══ The data

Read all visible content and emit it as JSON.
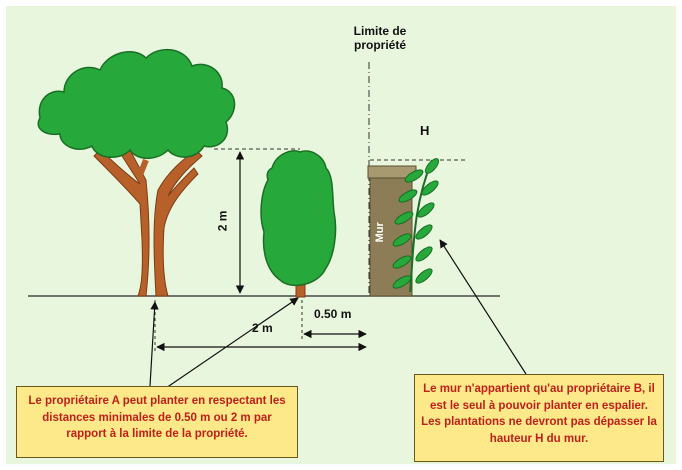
{
  "labels": {
    "boundary": "Limite de\npropriété",
    "wall_height": "H",
    "hedge_height": "2 m",
    "wall": "Mur",
    "distance_small": "0.50 m",
    "distance_large": "2 m"
  },
  "notes": {
    "left": "Le propriétaire A peut planter en respectant les distances minimales de 0.50 m ou 2 m par rapport à la limite de la propriété.",
    "right": "Le mur n'appartient qu'au propriétaire B, il est le seul à pouvoir planter en espalier. Les plantations ne devront pas dépasser la hauteur H du mur."
  },
  "colors": {
    "background": "#e9f6de",
    "frame": "#ffffff",
    "foliage": "#27a83a",
    "foliage_dark": "#1a6e25",
    "trunk": "#b8602a",
    "wall": "#8c7d56",
    "note_fill": "#fde98a",
    "note_text": "#c0201b"
  }
}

════

Copy each line of the data that contains the word "planter".

    "left": "Le propriétaire A peut planter en respectant les distances minimales de 0.50 m ou 2 m par rapport à la limite de la propriété.",
    "right": "Le mur n'appartient qu'au propriétaire B, il est le seul à pouvoir planter en espalier. Les plantations ne devront pas dépasser la hauteur H du mur."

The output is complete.